[Data entries]
======

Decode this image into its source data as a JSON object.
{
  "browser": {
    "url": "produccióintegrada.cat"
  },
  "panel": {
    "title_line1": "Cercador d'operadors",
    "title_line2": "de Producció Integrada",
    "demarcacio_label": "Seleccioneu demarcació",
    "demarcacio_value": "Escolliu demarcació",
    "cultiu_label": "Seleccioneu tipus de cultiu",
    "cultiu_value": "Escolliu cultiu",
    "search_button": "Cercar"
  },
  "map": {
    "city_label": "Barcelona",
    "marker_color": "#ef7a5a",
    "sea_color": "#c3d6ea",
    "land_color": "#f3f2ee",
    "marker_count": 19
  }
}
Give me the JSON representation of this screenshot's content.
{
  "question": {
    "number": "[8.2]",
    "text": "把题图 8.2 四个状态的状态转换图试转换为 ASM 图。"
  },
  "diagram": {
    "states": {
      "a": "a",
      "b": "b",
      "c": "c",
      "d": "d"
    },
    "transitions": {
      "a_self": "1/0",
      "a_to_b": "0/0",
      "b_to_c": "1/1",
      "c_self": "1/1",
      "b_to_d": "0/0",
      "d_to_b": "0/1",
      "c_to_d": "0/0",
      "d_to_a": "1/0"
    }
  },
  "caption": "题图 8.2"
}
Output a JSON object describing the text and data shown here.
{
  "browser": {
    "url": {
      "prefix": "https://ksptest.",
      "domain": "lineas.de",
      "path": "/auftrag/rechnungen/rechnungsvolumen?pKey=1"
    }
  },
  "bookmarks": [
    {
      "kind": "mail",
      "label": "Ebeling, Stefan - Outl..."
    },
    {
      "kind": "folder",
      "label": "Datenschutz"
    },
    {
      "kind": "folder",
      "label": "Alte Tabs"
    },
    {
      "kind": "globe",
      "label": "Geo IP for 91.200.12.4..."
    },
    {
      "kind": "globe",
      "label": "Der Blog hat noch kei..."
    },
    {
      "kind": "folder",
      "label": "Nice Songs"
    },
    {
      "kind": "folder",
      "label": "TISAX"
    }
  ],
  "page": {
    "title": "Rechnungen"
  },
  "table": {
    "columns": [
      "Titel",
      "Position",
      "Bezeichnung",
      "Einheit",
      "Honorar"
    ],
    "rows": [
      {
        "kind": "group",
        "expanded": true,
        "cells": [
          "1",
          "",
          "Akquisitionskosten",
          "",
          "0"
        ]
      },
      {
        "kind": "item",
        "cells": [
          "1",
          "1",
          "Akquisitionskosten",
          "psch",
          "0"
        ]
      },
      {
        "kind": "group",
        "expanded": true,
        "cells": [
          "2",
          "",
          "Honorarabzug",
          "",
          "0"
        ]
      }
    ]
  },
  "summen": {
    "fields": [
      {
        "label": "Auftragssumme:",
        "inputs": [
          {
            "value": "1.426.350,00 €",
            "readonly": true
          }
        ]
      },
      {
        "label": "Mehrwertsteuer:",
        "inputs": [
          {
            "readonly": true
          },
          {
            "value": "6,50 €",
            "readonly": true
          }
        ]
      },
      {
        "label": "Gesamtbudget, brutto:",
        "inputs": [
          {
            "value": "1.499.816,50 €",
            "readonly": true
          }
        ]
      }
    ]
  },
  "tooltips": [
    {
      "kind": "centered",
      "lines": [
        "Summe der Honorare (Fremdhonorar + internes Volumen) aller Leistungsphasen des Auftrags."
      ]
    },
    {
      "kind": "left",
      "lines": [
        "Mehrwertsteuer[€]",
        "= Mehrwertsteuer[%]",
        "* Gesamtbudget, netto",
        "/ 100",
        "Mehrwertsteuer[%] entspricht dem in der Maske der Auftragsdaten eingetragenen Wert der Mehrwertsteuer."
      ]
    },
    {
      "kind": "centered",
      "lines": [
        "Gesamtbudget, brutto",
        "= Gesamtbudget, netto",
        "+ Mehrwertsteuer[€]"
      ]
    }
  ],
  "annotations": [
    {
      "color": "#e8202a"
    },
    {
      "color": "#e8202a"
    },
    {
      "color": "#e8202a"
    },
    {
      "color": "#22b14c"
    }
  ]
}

======

**YOUR GOAL**
Determine how many lines in the listing above hold the word "Escolliu", answering with the number only.

**WRITTEN RESPONSE**
2